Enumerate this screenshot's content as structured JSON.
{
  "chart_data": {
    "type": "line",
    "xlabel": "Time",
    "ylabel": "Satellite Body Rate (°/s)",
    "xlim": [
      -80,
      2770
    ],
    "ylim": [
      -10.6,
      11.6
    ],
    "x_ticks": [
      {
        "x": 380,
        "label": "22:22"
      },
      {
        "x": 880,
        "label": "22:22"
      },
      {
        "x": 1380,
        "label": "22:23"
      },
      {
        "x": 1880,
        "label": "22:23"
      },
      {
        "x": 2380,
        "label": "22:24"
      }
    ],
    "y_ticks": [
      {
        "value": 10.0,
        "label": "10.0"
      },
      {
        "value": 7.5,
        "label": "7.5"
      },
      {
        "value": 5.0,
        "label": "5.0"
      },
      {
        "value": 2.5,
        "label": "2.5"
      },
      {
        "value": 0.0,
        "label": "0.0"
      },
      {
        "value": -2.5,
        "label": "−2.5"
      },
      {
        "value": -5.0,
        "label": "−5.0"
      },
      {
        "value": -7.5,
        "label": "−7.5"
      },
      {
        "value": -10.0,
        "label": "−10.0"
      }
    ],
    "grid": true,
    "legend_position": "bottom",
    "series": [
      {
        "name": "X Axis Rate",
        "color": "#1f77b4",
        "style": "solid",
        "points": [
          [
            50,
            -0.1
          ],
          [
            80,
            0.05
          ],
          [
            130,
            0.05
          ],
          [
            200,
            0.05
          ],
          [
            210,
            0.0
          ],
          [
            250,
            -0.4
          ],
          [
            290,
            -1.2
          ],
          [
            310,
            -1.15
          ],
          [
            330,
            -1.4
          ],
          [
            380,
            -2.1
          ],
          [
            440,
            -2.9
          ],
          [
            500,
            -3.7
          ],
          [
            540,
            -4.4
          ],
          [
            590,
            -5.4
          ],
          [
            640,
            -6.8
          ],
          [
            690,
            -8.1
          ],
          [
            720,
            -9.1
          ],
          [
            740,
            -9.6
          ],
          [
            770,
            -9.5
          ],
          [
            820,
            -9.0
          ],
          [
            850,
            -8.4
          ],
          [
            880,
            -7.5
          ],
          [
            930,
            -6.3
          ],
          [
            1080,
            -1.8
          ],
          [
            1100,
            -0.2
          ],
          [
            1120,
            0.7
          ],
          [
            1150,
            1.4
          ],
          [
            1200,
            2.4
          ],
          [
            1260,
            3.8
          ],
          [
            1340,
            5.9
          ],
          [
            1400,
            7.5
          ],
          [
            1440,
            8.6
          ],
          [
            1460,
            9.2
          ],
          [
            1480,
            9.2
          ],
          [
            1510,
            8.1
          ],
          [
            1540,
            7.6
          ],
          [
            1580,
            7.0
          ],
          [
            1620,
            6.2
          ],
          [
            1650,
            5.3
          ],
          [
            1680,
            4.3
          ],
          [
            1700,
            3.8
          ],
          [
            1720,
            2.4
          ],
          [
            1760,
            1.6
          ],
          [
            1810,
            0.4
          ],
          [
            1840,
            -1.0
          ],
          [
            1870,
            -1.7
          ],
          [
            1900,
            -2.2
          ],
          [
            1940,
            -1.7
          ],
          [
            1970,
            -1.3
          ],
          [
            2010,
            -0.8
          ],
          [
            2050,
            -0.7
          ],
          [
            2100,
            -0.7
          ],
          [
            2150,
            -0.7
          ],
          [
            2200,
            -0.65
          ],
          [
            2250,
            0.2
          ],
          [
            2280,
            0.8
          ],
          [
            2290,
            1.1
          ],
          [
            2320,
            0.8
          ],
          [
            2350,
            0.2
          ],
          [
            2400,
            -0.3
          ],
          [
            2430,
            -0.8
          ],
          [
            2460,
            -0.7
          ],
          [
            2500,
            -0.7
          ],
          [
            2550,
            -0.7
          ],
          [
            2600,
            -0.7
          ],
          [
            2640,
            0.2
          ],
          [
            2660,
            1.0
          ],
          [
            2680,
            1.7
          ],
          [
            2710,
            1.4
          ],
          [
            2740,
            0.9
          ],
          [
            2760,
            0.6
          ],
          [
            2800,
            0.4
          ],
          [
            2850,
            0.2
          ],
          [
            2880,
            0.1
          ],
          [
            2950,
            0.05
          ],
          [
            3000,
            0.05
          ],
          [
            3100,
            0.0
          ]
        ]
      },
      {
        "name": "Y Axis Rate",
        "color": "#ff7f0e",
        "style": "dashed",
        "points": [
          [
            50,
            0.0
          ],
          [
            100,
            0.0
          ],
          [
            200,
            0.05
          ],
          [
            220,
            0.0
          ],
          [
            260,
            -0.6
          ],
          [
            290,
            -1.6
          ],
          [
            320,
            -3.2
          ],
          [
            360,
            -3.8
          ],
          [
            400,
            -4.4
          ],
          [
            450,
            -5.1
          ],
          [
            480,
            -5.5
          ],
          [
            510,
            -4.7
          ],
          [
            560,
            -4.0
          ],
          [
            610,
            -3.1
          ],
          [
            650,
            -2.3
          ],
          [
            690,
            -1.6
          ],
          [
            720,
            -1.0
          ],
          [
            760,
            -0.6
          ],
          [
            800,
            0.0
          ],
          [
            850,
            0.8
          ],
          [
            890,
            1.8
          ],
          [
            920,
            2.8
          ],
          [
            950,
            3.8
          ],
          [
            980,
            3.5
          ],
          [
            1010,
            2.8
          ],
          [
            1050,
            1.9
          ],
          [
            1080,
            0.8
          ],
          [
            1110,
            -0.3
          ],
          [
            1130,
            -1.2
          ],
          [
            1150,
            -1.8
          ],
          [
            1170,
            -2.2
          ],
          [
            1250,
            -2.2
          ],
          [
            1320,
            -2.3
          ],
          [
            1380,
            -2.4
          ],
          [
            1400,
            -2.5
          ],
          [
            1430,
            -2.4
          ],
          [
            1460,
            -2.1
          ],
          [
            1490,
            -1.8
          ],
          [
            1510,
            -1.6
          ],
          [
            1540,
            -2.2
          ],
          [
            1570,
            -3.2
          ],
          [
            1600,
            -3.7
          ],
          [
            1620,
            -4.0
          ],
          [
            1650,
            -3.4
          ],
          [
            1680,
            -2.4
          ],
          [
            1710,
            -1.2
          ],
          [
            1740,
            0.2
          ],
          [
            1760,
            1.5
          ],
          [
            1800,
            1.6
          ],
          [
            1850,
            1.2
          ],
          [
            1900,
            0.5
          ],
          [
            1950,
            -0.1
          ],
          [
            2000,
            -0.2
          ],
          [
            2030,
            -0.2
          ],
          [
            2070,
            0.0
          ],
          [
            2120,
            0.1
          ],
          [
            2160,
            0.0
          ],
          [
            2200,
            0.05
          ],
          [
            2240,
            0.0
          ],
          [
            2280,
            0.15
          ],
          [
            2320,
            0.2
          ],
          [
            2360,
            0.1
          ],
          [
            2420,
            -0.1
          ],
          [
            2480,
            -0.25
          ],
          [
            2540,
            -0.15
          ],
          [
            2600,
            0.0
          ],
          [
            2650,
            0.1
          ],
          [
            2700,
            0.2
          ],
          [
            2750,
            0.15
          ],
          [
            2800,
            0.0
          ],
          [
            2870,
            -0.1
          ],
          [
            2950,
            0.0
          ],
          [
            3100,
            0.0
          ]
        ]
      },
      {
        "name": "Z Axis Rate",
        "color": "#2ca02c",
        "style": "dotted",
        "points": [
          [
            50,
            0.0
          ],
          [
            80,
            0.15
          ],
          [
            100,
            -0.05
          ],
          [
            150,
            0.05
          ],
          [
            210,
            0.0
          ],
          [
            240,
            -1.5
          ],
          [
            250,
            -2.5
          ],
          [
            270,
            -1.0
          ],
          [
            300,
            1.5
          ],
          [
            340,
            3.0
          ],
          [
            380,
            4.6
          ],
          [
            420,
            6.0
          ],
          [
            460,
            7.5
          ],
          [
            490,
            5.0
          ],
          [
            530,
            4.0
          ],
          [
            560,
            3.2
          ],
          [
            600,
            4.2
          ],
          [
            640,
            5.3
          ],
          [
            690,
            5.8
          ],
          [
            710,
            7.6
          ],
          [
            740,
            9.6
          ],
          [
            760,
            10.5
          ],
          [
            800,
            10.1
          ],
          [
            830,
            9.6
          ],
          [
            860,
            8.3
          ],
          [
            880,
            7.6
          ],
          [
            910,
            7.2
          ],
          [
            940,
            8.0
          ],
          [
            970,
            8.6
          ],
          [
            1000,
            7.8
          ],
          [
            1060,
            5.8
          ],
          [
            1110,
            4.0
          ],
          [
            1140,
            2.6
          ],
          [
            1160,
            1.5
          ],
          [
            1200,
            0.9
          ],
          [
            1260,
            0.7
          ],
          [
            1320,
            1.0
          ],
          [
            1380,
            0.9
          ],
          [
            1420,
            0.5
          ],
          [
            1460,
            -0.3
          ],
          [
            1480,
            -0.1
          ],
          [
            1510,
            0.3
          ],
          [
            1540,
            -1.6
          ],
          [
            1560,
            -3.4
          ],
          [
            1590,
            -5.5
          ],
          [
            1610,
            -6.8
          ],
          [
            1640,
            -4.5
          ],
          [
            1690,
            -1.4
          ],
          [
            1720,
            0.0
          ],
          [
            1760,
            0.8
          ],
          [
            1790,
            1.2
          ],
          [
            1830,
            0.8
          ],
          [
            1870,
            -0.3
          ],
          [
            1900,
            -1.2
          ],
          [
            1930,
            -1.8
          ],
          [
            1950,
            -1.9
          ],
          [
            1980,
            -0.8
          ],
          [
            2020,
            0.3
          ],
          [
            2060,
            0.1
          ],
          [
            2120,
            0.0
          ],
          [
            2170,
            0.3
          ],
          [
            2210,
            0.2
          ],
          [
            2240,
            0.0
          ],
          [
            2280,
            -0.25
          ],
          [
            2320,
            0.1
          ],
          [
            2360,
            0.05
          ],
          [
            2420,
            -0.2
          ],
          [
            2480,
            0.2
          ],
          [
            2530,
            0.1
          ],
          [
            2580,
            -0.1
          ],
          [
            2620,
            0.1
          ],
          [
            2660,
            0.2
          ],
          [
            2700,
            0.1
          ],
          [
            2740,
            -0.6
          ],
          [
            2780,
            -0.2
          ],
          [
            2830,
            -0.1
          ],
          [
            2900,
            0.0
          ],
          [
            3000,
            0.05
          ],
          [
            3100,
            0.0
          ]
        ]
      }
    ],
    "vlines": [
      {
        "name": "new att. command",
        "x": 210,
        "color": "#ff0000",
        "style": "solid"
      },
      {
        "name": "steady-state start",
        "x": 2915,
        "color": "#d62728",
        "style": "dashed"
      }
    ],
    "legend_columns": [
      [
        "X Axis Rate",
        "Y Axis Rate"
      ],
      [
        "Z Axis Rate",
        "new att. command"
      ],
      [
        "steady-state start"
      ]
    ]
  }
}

(TO DO) Give the number of lines that carry the word "color", with nothing added.

(TASK RESPONSE) 5